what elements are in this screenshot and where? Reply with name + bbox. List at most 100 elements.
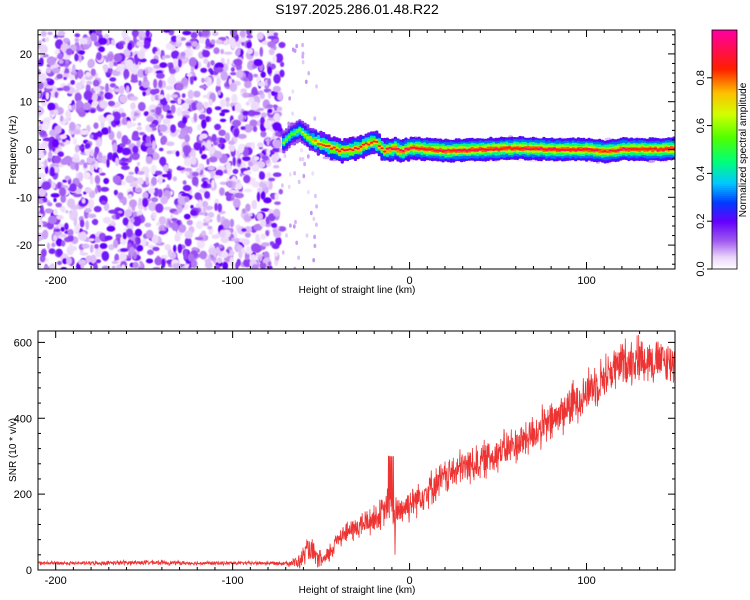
noise-blob bbox=[180, 130, 188, 135]
noise-blob bbox=[98, 46, 105, 53]
noise-blob bbox=[239, 173, 243, 177]
colorbar-cell bbox=[712, 57, 737, 61]
noise-blob bbox=[292, 224, 296, 229]
ridge-segment bbox=[298, 128, 302, 131]
noise-blob bbox=[113, 189, 118, 196]
noise-blob bbox=[38, 260, 42, 269]
colorbar-cell bbox=[712, 85, 737, 89]
ridge-segment bbox=[547, 147, 551, 150]
noise-blob bbox=[65, 48, 73, 56]
noise-blob bbox=[190, 32, 198, 39]
colorbar-cell bbox=[712, 183, 737, 186]
noise-blob bbox=[158, 174, 163, 185]
x-tick-label: -200 bbox=[45, 275, 67, 287]
ridge-segment bbox=[348, 148, 352, 151]
noise-blob bbox=[154, 51, 161, 56]
noise-blob bbox=[100, 200, 107, 205]
noise-blob bbox=[190, 210, 198, 216]
ridge-segment bbox=[345, 148, 350, 151]
ridge-segment bbox=[475, 149, 480, 152]
colorbar-cell bbox=[712, 123, 737, 127]
ridge-segment bbox=[635, 148, 639, 151]
noise-blob bbox=[99, 91, 104, 96]
colorbar-cell bbox=[712, 31, 737, 35]
colorbar-cell bbox=[712, 111, 737, 115]
noise-blob bbox=[77, 69, 84, 79]
noise-blob bbox=[215, 67, 224, 73]
ridge-segment bbox=[603, 150, 607, 152]
noise-blob bbox=[73, 217, 78, 227]
noise-blob bbox=[237, 226, 246, 235]
spectrogram-y-axis: -20 -10 0 10 20 bbox=[16, 34, 675, 265]
noise-blob bbox=[190, 156, 197, 165]
colorbar-label: Normalized spectral amplitude bbox=[738, 82, 749, 217]
colorbar-ticks: 0.0 0.2 0.4 0.6 0.8 bbox=[695, 70, 712, 277]
y-tick-label: 0 bbox=[26, 145, 32, 157]
noise-blob bbox=[232, 198, 241, 208]
ridge-segment bbox=[531, 148, 535, 151]
noise-blob bbox=[53, 234, 58, 242]
ridge-segment bbox=[664, 148, 668, 150]
noise-blob bbox=[228, 189, 238, 194]
noise-blob bbox=[202, 50, 211, 58]
noise-blob bbox=[252, 125, 258, 132]
noise-blob bbox=[64, 175, 71, 181]
noise-blob bbox=[214, 203, 218, 211]
noise-blob bbox=[244, 80, 252, 89]
noise-blob bbox=[219, 99, 226, 108]
noise-blob bbox=[273, 32, 279, 37]
noise-blob bbox=[45, 85, 54, 89]
ridge-segment bbox=[380, 147, 384, 150]
noise-blob bbox=[154, 88, 160, 94]
noise-blob bbox=[47, 31, 53, 36]
noise-blob bbox=[62, 37, 70, 44]
noise-blob bbox=[165, 85, 175, 91]
noise-blob bbox=[289, 223, 292, 228]
noise-blob bbox=[106, 225, 116, 232]
ridge-segment bbox=[574, 149, 578, 152]
colorbar-tick-label: 0.2 bbox=[695, 214, 707, 229]
noise-blob bbox=[89, 175, 94, 185]
ridge-segment bbox=[311, 138, 315, 141]
ridge-segment bbox=[438, 149, 443, 152]
colorbar-cell bbox=[712, 63, 737, 67]
noise-blob bbox=[172, 263, 182, 269]
noise-blob bbox=[181, 93, 186, 98]
colorbar-cell bbox=[712, 127, 737, 131]
noise-blob bbox=[227, 166, 232, 177]
noise-blob bbox=[158, 124, 168, 132]
colorbar-cell bbox=[712, 139, 737, 143]
ridge-segment bbox=[452, 149, 456, 152]
noise-blob bbox=[224, 132, 231, 142]
ridge-segment bbox=[284, 138, 289, 141]
ridge-segment bbox=[651, 147, 655, 150]
noise-blob bbox=[105, 83, 109, 93]
noise-blob bbox=[293, 266, 297, 269]
noise-blob bbox=[89, 244, 94, 254]
noise-blob bbox=[62, 85, 71, 92]
noise-blob bbox=[184, 134, 190, 143]
ridge-segment bbox=[608, 149, 612, 152]
colorbar-cell bbox=[712, 67, 737, 71]
noise-blob bbox=[272, 147, 282, 153]
noise-blob bbox=[306, 190, 310, 195]
colorbar-cell bbox=[712, 77, 737, 81]
noise-blob bbox=[301, 42, 304, 48]
ridge-segment bbox=[324, 145, 328, 147]
noise-blob bbox=[54, 231, 62, 236]
noise-blob bbox=[312, 258, 316, 263]
noise-blob bbox=[149, 123, 157, 128]
noise-blob bbox=[71, 209, 78, 218]
ridge-segment bbox=[404, 147, 408, 150]
noise-blob bbox=[257, 142, 264, 148]
noise-blob bbox=[268, 48, 275, 56]
noise-blob bbox=[124, 209, 133, 218]
noise-blob bbox=[266, 136, 270, 147]
noise-blob bbox=[161, 174, 170, 178]
noise-blob bbox=[71, 157, 80, 163]
colorbar-cell bbox=[712, 243, 737, 246]
ridge-segment bbox=[385, 147, 389, 150]
noise-blob bbox=[193, 76, 197, 81]
noise-blob bbox=[229, 256, 234, 267]
noise-blob bbox=[44, 208, 53, 214]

DIRECTIVE
In the listing above, swap every "noise-blob" for "noise-speck" and reproduce the lines with nothing else altered. Omit the pictures.

EXERCISE RESULT
what elements are in this screenshot and where? Reply with name + bbox. List at most 100 elements.
noise-speck bbox=[180, 130, 188, 135]
noise-speck bbox=[98, 46, 105, 53]
noise-speck bbox=[239, 173, 243, 177]
colorbar-cell bbox=[712, 57, 737, 61]
noise-speck bbox=[292, 224, 296, 229]
ridge-segment bbox=[298, 128, 302, 131]
noise-speck bbox=[113, 189, 118, 196]
noise-speck bbox=[38, 260, 42, 269]
colorbar-cell bbox=[712, 85, 737, 89]
ridge-segment bbox=[547, 147, 551, 150]
noise-speck bbox=[65, 48, 73, 56]
noise-speck bbox=[190, 32, 198, 39]
colorbar-cell bbox=[712, 183, 737, 186]
noise-speck bbox=[158, 174, 163, 185]
x-tick-label: -200 bbox=[45, 275, 67, 287]
ridge-segment bbox=[348, 148, 352, 151]
noise-speck bbox=[154, 51, 161, 56]
noise-speck bbox=[100, 200, 107, 205]
noise-speck bbox=[190, 210, 198, 216]
ridge-segment bbox=[345, 148, 350, 151]
ridge-segment bbox=[475, 149, 480, 152]
colorbar-cell bbox=[712, 123, 737, 127]
ridge-segment bbox=[635, 148, 639, 151]
noise-speck bbox=[99, 91, 104, 96]
colorbar-cell bbox=[712, 31, 737, 35]
colorbar-cell bbox=[712, 111, 737, 115]
noise-speck bbox=[77, 69, 84, 79]
noise-speck bbox=[215, 67, 224, 73]
ridge-segment bbox=[603, 150, 607, 152]
noise-speck bbox=[73, 217, 78, 227]
noise-speck bbox=[237, 226, 246, 235]
spectrogram-y-axis: -20 -10 0 10 20 bbox=[16, 34, 675, 265]
noise-speck bbox=[190, 156, 197, 165]
colorbar-label: Normalized spectral amplitude bbox=[738, 82, 749, 217]
colorbar-ticks: 0.0 0.2 0.4 0.6 0.8 bbox=[695, 70, 712, 277]
y-tick-label: 0 bbox=[26, 145, 32, 157]
noise-speck bbox=[232, 198, 241, 208]
ridge-segment bbox=[531, 148, 535, 151]
noise-speck bbox=[53, 234, 58, 242]
ridge-segment bbox=[664, 148, 668, 150]
noise-speck bbox=[228, 189, 238, 194]
noise-speck bbox=[202, 50, 211, 58]
noise-speck bbox=[252, 125, 258, 132]
noise-speck bbox=[64, 175, 71, 181]
noise-speck bbox=[214, 203, 218, 211]
noise-speck bbox=[244, 80, 252, 89]
noise-speck bbox=[219, 99, 226, 108]
noise-speck bbox=[273, 32, 279, 37]
noise-speck bbox=[45, 85, 54, 89]
ridge-segment bbox=[380, 147, 384, 150]
noise-speck bbox=[154, 88, 160, 94]
noise-speck bbox=[47, 31, 53, 36]
noise-speck bbox=[62, 37, 70, 44]
noise-speck bbox=[165, 85, 175, 91]
noise-speck bbox=[289, 223, 292, 228]
noise-speck bbox=[106, 225, 116, 232]
ridge-segment bbox=[574, 149, 578, 152]
colorbar-tick-label: 0.2 bbox=[695, 214, 707, 229]
noise-speck bbox=[89, 175, 94, 185]
ridge-segment bbox=[311, 138, 315, 141]
ridge-segment bbox=[438, 149, 443, 152]
colorbar-cell bbox=[712, 63, 737, 67]
noise-speck bbox=[172, 263, 182, 269]
noise-speck bbox=[181, 93, 186, 98]
colorbar-cell bbox=[712, 127, 737, 131]
noise-speck bbox=[227, 166, 232, 177]
noise-speck bbox=[158, 124, 168, 132]
colorbar-cell bbox=[712, 139, 737, 143]
ridge-segment bbox=[452, 149, 456, 152]
noise-speck bbox=[224, 132, 231, 142]
ridge-segment bbox=[284, 138, 289, 141]
ridge-segment bbox=[651, 147, 655, 150]
noise-speck bbox=[105, 83, 109, 93]
noise-speck bbox=[293, 266, 297, 269]
noise-speck bbox=[89, 244, 94, 254]
noise-speck bbox=[62, 85, 71, 92]
noise-speck bbox=[184, 134, 190, 143]
ridge-segment bbox=[608, 149, 612, 152]
colorbar-cell bbox=[712, 67, 737, 71]
noise-speck bbox=[272, 147, 282, 153]
noise-speck bbox=[306, 190, 310, 195]
colorbar-cell bbox=[712, 77, 737, 81]
noise-speck bbox=[301, 42, 304, 48]
ridge-segment bbox=[324, 145, 328, 147]
noise-speck bbox=[54, 231, 62, 236]
noise-speck bbox=[312, 258, 316, 263]
noise-speck bbox=[149, 123, 157, 128]
noise-speck bbox=[71, 209, 78, 218]
ridge-segment bbox=[404, 147, 408, 150]
noise-speck bbox=[257, 142, 264, 148]
noise-speck bbox=[268, 48, 275, 56]
noise-speck bbox=[124, 209, 133, 218]
noise-speck bbox=[266, 136, 270, 147]
noise-speck bbox=[161, 174, 170, 178]
noise-speck bbox=[71, 157, 80, 163]
colorbar-cell bbox=[712, 243, 737, 246]
ridge-segment bbox=[385, 147, 389, 150]
noise-speck bbox=[193, 76, 197, 81]
noise-speck bbox=[229, 256, 234, 267]
noise-speck bbox=[44, 208, 53, 214]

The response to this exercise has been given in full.